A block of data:
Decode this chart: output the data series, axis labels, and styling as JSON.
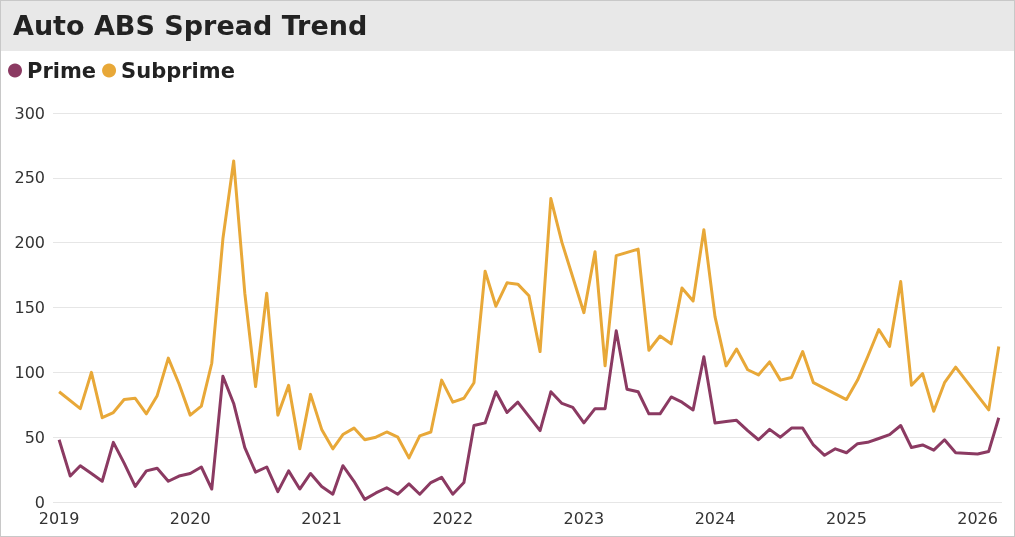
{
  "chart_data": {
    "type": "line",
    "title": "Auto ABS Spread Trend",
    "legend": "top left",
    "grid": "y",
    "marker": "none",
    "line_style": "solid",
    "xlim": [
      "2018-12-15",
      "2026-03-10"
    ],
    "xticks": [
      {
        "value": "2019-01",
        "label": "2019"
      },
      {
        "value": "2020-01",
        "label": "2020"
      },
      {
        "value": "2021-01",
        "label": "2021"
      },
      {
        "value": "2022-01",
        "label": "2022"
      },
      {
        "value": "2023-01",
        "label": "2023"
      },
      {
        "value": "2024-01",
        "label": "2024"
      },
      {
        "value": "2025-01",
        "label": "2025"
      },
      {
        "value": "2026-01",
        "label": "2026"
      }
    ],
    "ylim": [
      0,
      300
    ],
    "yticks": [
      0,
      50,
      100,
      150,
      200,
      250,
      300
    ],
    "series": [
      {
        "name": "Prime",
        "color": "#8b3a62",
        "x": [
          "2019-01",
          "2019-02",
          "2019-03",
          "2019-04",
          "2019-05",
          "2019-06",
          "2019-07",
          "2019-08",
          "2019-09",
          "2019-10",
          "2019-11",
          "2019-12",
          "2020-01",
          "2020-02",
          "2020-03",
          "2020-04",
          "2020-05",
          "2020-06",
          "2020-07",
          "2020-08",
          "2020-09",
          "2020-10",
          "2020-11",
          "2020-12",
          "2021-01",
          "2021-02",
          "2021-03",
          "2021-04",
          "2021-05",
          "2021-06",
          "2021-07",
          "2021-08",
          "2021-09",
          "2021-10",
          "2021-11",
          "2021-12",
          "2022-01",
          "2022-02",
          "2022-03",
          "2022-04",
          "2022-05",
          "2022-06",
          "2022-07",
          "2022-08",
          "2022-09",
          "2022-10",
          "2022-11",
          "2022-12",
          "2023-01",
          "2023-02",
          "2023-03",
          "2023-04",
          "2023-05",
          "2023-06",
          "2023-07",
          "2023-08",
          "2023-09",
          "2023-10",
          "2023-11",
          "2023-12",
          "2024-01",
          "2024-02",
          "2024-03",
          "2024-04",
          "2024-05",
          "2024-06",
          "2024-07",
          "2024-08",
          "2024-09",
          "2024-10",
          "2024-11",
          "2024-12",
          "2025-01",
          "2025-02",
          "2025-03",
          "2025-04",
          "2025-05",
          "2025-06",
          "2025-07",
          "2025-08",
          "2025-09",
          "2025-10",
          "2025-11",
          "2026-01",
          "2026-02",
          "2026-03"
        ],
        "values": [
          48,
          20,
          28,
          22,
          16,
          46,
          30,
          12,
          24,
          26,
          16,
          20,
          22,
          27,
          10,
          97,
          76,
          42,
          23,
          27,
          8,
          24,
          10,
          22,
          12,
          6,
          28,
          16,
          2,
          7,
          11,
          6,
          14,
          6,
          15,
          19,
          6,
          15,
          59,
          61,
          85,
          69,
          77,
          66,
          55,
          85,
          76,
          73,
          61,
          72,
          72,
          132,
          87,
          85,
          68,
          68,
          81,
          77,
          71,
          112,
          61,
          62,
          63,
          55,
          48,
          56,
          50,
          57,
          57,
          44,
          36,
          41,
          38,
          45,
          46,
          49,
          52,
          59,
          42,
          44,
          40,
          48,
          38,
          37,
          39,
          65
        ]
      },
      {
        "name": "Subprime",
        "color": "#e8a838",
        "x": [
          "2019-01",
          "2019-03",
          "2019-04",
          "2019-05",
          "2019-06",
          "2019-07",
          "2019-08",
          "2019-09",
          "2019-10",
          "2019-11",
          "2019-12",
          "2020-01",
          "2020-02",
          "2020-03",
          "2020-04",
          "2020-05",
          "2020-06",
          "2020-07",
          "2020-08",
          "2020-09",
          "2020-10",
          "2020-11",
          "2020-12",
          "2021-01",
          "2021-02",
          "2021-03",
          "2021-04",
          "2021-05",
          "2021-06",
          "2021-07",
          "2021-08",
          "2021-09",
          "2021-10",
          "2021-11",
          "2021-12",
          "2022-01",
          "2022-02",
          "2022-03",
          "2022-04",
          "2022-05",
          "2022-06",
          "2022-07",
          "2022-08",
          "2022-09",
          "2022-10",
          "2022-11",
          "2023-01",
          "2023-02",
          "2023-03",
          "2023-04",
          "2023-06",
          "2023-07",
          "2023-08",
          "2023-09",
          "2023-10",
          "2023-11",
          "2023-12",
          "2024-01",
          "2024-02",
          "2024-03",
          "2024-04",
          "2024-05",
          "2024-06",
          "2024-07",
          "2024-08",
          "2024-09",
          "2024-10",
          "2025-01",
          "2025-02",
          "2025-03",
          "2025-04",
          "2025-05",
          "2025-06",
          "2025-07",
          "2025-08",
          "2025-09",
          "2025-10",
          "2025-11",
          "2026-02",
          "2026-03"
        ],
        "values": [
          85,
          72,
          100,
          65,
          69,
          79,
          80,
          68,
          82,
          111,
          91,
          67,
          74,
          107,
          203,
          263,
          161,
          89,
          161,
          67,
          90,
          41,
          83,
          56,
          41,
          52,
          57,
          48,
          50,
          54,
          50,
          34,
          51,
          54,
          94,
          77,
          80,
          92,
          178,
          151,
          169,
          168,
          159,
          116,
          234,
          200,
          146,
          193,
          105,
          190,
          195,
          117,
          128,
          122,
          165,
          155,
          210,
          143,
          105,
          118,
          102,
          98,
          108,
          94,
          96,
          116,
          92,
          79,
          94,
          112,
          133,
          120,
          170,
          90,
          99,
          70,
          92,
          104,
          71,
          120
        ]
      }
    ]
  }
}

- EXERCISE OBJECTIVE
Whichever lines contain the string "series", select and copy them.

- FINAL RESULT
Decode this chart: output the data series, axis labels, and styling as JSON.
    "series": [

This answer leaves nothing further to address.